• LISTED RECORDS:
========================================================================

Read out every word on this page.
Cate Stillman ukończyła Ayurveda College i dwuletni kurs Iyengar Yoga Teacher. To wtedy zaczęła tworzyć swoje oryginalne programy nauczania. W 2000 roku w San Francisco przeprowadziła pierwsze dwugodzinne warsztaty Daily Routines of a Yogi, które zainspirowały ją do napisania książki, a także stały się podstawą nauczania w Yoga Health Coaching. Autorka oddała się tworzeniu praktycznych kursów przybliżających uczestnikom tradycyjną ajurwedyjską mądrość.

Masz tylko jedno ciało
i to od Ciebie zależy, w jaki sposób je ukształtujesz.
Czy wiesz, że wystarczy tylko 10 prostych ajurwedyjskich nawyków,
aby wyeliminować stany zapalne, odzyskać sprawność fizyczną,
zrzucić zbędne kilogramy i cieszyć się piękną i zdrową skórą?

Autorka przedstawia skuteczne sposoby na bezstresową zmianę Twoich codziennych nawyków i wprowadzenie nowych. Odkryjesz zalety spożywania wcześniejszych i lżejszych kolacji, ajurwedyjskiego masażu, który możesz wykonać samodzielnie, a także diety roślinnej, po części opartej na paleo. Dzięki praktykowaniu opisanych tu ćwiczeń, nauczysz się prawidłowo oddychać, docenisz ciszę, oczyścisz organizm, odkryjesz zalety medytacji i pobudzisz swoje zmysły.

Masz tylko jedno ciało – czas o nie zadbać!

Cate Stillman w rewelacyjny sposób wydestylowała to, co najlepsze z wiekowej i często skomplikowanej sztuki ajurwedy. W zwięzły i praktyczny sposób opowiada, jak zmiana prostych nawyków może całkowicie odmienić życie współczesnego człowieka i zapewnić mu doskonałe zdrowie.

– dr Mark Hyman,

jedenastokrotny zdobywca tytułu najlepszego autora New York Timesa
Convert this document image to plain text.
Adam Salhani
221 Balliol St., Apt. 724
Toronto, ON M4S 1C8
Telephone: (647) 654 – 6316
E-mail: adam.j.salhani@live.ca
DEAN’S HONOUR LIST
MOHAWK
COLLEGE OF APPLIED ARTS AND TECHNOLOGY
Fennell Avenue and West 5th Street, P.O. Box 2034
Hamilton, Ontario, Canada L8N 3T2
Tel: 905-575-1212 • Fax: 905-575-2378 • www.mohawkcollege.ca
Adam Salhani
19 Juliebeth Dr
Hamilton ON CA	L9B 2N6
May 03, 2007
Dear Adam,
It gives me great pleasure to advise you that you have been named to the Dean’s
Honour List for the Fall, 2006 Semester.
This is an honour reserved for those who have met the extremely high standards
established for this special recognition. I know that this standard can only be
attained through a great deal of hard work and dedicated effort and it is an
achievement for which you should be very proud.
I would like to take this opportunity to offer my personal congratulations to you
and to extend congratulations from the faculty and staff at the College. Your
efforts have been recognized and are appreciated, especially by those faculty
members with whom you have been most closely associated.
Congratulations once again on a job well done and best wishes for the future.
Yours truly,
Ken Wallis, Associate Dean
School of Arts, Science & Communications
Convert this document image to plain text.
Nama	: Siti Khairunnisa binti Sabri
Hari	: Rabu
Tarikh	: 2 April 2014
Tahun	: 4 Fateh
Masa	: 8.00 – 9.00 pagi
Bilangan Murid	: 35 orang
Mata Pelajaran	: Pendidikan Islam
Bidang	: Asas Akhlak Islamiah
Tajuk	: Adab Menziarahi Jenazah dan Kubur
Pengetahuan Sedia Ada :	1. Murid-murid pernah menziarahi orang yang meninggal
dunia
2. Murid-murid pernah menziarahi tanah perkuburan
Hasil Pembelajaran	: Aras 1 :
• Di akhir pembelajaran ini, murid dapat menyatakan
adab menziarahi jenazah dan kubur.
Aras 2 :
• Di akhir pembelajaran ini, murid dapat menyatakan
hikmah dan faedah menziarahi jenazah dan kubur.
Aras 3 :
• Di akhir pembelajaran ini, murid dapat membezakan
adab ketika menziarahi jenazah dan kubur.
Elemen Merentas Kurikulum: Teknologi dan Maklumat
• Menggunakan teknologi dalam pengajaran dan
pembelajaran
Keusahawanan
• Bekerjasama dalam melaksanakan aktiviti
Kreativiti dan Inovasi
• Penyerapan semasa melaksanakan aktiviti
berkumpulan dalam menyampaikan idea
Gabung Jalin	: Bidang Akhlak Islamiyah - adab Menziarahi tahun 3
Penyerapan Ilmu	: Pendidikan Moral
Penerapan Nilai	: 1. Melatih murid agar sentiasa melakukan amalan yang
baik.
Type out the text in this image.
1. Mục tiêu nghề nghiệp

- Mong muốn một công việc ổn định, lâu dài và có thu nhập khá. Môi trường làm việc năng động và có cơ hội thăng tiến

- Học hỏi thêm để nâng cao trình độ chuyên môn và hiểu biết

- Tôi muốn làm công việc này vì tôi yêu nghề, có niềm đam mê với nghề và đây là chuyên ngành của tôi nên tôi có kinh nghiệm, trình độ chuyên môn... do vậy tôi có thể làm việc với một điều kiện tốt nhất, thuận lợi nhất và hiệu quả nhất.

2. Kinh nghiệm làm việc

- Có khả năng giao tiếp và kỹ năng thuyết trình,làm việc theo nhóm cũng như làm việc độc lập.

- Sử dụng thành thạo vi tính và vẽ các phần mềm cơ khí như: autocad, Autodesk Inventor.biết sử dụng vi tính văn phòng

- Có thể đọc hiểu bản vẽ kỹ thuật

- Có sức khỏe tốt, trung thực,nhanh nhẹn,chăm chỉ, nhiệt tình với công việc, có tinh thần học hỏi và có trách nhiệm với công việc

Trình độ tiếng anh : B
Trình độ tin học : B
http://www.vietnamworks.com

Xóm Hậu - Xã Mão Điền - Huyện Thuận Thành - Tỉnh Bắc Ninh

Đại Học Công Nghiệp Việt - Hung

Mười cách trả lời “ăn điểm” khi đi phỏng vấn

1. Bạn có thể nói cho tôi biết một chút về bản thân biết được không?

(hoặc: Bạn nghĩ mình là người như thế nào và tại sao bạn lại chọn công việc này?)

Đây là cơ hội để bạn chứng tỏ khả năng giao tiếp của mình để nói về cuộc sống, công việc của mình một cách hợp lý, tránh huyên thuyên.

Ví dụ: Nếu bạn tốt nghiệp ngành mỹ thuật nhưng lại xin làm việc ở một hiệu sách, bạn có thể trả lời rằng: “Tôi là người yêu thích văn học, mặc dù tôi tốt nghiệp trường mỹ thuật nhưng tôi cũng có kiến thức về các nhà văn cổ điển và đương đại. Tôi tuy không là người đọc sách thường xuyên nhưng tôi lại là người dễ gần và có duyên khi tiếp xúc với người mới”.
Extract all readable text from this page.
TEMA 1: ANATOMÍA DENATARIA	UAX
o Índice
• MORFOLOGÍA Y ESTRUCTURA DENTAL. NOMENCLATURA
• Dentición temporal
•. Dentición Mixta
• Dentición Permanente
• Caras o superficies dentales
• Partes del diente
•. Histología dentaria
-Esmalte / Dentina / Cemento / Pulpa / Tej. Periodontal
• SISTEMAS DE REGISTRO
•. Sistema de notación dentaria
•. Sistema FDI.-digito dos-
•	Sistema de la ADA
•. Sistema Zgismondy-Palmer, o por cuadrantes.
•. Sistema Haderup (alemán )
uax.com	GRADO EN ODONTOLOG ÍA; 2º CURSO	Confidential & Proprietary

========================================================================

Your task is to print the whole listing again exactly.

• COMPLETED TASK:
Read out every word on this page.
Cate Stillman ukończyła Ayurveda College i dwuletni kurs Iyengar Yoga Teacher. To wtedy zaczęła tworzyć swoje oryginalne programy nauczania. W 2000 roku w San Francisco przeprowadziła pierwsze dwugodzinne warsztaty Daily Routines of a Yogi, które zainspirowały ją do napisania książki, a także stały się podstawą nauczania w Yoga Health Coaching. Autorka oddała się tworzeniu praktycznych kursów przybliżających uczestnikom tradycyjną ajurwedyjską mądrość.

Masz tylko jedno ciało
i to od Ciebie zależy, w jaki sposób je ukształtujesz.
Czy wiesz, że wystarczy tylko 10 prostych ajurwedyjskich nawyków,
aby wyeliminować stany zapalne, odzyskać sprawność fizyczną,
zrzucić zbędne kilogramy i cieszyć się piękną i zdrową skórą?

Autorka przedstawia skuteczne sposoby na bezstresową zmianę Twoich codziennych nawyków i wprowadzenie nowych. Odkryjesz zalety spożywania wcześniejszych i lżejszych kolacji, ajurwedyjskiego masażu, który możesz wykonać samodzielnie, a także diety roślinnej, po części opartej na paleo. Dzięki praktykowaniu opisanych tu ćwiczeń, nauczysz się prawidłowo oddychać, docenisz ciszę, oczyścisz organizm, odkryjesz zalety medytacji i pobudzisz swoje zmysły.

Masz tylko jedno ciało – czas o nie zadbać!

Cate Stillman w rewelacyjny sposób wydestylowała to, co najlepsze z wiekowej i często skomplikowanej sztuki ajurwedy. W zwięzły i praktyczny sposób opowiada, jak zmiana prostych nawyków może całkowicie odmienić życie współczesnego człowieka i zapewnić mu doskonałe zdrowie.

– dr Mark Hyman,

jedenastokrotny zdobywca tytułu najlepszego autora New York Timesa
Convert this document image to plain text.
Adam Salhani
221 Balliol St., Apt. 724
Toronto, ON M4S 1C8
Telephone: (647) 654 – 6316
E-mail: adam.j.salhani@live.ca
DEAN’S HONOUR LIST
MOHAWK
COLLEGE OF APPLIED ARTS AND TECHNOLOGY
Fennell Avenue and West 5th Street, P.O. Box 2034
Hamilton, Ontario, Canada L8N 3T2
Tel: 905-575-1212 • Fax: 905-575-2378 • www.mohawkcollege.ca
Adam Salhani
19 Juliebeth Dr
Hamilton ON CA	L9B 2N6
May 03, 2007
Dear Adam,
It gives me great pleasure to advise you that you have been named to the Dean’s
Honour List for the Fall, 2006 Semester.
This is an honour reserved for those who have met the extremely high standards
established for this special recognition. I know that this standard can only be
attained through a great deal of hard work and dedicated effort and it is an
achievement for which you should be very proud.
I would like to take this opportunity to offer my personal congratulations to you
and to extend congratulations from the faculty and staff at the College. Your
efforts have been recognized and are appreciated, especially by those faculty
members with whom you have been most closely associated.
Congratulations once again on a job well done and best wishes for the future.
Yours truly,
Ken Wallis, Associate Dean
School of Arts, Science & Communications
Convert this document image to plain text.
Nama	: Siti Khairunnisa binti Sabri
Hari	: Rabu
Tarikh	: 2 April 2014
Tahun	: 4 Fateh
Masa	: 8.00 – 9.00 pagi
Bilangan Murid	: 35 orang
Mata Pelajaran	: Pendidikan Islam
Bidang	: Asas Akhlak Islamiah
Tajuk	: Adab Menziarahi Jenazah dan Kubur
Pengetahuan Sedia Ada :	1. Murid-murid pernah menziarahi orang yang meninggal
dunia
2. Murid-murid pernah menziarahi tanah perkuburan
Hasil Pembelajaran	: Aras 1 :
• Di akhir pembelajaran ini, murid dapat menyatakan
adab menziarahi jenazah dan kubur.
Aras 2 :
• Di akhir pembelajaran ini, murid dapat menyatakan
hikmah dan faedah menziarahi jenazah dan kubur.
Aras 3 :
• Di akhir pembelajaran ini, murid dapat membezakan
adab ketika menziarahi jenazah dan kubur.
Elemen Merentas Kurikulum: Teknologi dan Maklumat
• Menggunakan teknologi dalam pengajaran dan
pembelajaran
Keusahawanan
• Bekerjasama dalam melaksanakan aktiviti
Kreativiti dan Inovasi
• Penyerapan semasa melaksanakan aktiviti
berkumpulan dalam menyampaikan idea
Gabung Jalin	: Bidang Akhlak Islamiyah - adab Menziarahi tahun 3
Penyerapan Ilmu	: Pendidikan Moral
Penerapan Nilai	: 1. Melatih murid agar sentiasa melakukan amalan yang
baik.
Type out the text in this image.
1. Mục tiêu nghề nghiệp

- Mong muốn một công việc ổn định, lâu dài và có thu nhập khá. Môi trường làm việc năng động và có cơ hội thăng tiến

- Học hỏi thêm để nâng cao trình độ chuyên môn và hiểu biết

- Tôi muốn làm công việc này vì tôi yêu nghề, có niềm đam mê với nghề và đây là chuyên ngành của tôi nên tôi có kinh nghiệm, trình độ chuyên môn... do vậy tôi có thể làm việc với một điều kiện tốt nhất, thuận lợi nhất và hiệu quả nhất.

2. Kinh nghiệm làm việc

- Có khả năng giao tiếp và kỹ năng thuyết trình,làm việc theo nhóm cũng như làm việc độc lập.

- Sử dụng thành thạo vi tính và vẽ các phần mềm cơ khí như: autocad, Autodesk Inventor.biết sử dụng vi tính văn phòng

- Có thể đọc hiểu bản vẽ kỹ thuật

- Có sức khỏe tốt, trung thực,nhanh nhẹn,chăm chỉ, nhiệt tình với công việc, có tinh thần học hỏi và có trách nhiệm với công việc

Trình độ tiếng anh : B
Trình độ tin học : B
http://www.vietnamworks.com

Xóm Hậu - Xã Mão Điền - Huyện Thuận Thành - Tỉnh Bắc Ninh

Đại Học Công Nghiệp Việt - Hung

Mười cách trả lời “ăn điểm” khi đi phỏng vấn

1. Bạn có thể nói cho tôi biết một chút về bản thân biết được không?

(hoặc: Bạn nghĩ mình là người như thế nào và tại sao bạn lại chọn công việc này?)

Đây là cơ hội để bạn chứng tỏ khả năng giao tiếp của mình để nói về cuộc sống, công việc của mình một cách hợp lý, tránh huyên thuyên.

Ví dụ: Nếu bạn tốt nghiệp ngành mỹ thuật nhưng lại xin làm việc ở một hiệu sách, bạn có thể trả lời rằng: “Tôi là người yêu thích văn học, mặc dù tôi tốt nghiệp trường mỹ thuật nhưng tôi cũng có kiến thức về các nhà văn cổ điển và đương đại. Tôi tuy không là người đọc sách thường xuyên nhưng tôi lại là người dễ gần và có duyên khi tiếp xúc với người mới”.
Extract all readable text from this page.
TEMA 1: ANATOMÍA DENATARIA	UAX
o Índice
• MORFOLOGÍA Y ESTRUCTURA DENTAL. NOMENCLATURA
• Dentición temporal
•. Dentición Mixta
• Dentición Permanente
• Caras o superficies dentales
• Partes del diente
•. Histología dentaria
-Esmalte / Dentina / Cemento / Pulpa / Tej. Periodontal
• SISTEMAS DE REGISTRO
•. Sistema de notación dentaria
•. Sistema FDI.-digito dos-
•	Sistema de la ADA
•. Sistema Zgismondy-Palmer, o por cuadrantes.
•. Sistema Haderup (alemán )
uax.com	GRADO EN ODONTOLOG ÍA; 2º CURSO	Confidential & Proprietary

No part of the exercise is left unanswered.